--- Passage to read ---

Exploring the possibilities
Dr Lachlan Hyde, a research engineer, is excited about the possibilities.
“You can put them into liquids. You can paint it on the wall and turn your wall into a sensor. You can add it to carbon fibre and make that a sensing material as well. Think about an aeroplane that can give you real time feedback on its aerodynamics,” he says.
“The material will be able to tell you about the performance of large structures,” confirms Dr Hameed.
“It will be able to predict when maintenance is required as well as when damage has occurred, before it becomes critical.”
Testing the limits
Professor Franz Konstantin Fuss is Swinburne’s sensor expert in these projects. His team is testing smart composite materials to see how they respond to electrically to mechanical stimuli, testing the characteristics of their technical properties under load and stress, and ensuring that when the material deforms or starts to break down, it’s emitting a clear electrical signal.
Swinburne’s smart composite team Dr Nishar Hameed (project leader), Mojdeh Reghat (PhD student) and Professor Franz Fuss (sensor expert) with a 3D printed prototype.
“If we don’t know what the materials’ or structures’ internal conductive paths are, we can’t interpret the signal,” says Professor Fuss.
“Once we can process and analyse the data, you can send the result to the manufacturer for improvement of the manufacturing process. Probably the most important applications are in the aerospace and automotive industries.”
Smart fabric applications
The technology has applications in the mining industry that have already been commercialised.
A smart fabric has been developed by Swinburne’s industry partner Imagine Intelligent Materials (Imagine IM) for use in the mining industry.
The ‘geotextile’ is coated with a layer of graphene-. The fabric can detect even small amounts of ground movement, heat or moisture indicating defects in dams and tunnels, alerting monitoring systems to any potential leak in tailing dams, for example, which contain toxic waste products.
“A leak can cause untold environmental damage and cost mining companies millions in restitutions. Imagine IM did a successful trial for leak detection using this smart composite fabric with a graphene based sensor,” says Dr Hyde.

---

- Activity list -
**A)** List every person named in the article on smart composite materials, along with the role the article gives each one.
**B)** Extend the article on smart composite materials, beginning right after its final paragraph.

--- Record excerpts ---

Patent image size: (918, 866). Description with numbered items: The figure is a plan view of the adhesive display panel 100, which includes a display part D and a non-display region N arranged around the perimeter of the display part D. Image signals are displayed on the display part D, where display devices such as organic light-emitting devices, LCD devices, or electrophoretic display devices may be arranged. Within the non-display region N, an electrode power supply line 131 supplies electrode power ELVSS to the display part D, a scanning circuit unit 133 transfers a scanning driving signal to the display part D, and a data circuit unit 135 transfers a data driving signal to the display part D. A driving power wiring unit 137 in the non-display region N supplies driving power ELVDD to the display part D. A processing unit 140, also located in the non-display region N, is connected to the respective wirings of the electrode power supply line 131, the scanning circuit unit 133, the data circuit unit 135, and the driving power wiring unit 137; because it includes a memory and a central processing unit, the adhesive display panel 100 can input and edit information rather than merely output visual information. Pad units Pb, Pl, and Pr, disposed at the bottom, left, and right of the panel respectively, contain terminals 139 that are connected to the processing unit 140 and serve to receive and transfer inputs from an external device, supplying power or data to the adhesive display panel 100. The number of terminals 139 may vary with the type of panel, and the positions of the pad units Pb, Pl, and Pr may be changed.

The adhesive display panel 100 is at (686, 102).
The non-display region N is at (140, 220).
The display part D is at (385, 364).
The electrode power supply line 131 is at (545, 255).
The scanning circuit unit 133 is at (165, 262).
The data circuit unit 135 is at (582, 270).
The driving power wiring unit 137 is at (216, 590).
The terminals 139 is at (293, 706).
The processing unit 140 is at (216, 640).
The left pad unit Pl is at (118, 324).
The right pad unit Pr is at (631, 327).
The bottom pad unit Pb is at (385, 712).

---

- Results of the tasks -
**A)**
- Dr Lachlan Hyde: research engineer
- Dr Nishar Hameed: project leader
- Professor Franz Konstantin Fuss: Swinburne's sensor expert in these projects
- Mojdeh Reghat: PhD student

**B)**
A car seat that reacts to you
Imagine IM has used similar graphene-enhanced fabric to create a prototype smart car seat as part of the Stuttgart-based Startup Autobahn collaboration platform. Imagine IM’s smart fabric for car seats act as a sensor that reacts to and reports back on motion and touch. The car can tell whether a child or adult is in the seat and if someone has left a parcel on the back seat and feed that information back to the airbags. A textile seat sensor can control various functions of the seat and the car.
“In our demonstration, you don’t have buttons and switches, you just swipe the side of the seat and the seat moves. The textile becomes the interface,” says Imagine IM CEO, Chris Gilbey.
“This is about the internet of materials, not the internet of things. This goes beyond the individual widgets that send data. It’s about every surface being a sensing, reporting material and becoming a human-machine interface – a programmable surface.”
Imagine IM is a leading industry partner in Swinburne’s graphene certification centre, which is headed by Dr Hyde. The project aims to ensure graphene meets strict quality standards so it can be adopted into large-scale manufacturing.
“Graphene is poised to revolutionise many industries, but right now we need to answer the fundamental questions that arise when you integrate a novel material into production environments.” says Dr Hyde.
On 8 October, the Australian Graphene Industry Association (AGIA) is holding the Graphene+ 2018 conference in Melbourne to examine the applications for graphene as a component in the future of industry.
Speakers will include Chris Gilbey and Swinburne’s Director the Manufacturing Futures Research Institute, Professor Bronwyn Fox.
AGIA was founded by Swinburne University of Technology along with Imagine IM, Geofabrics Australasia and Ionic Industries.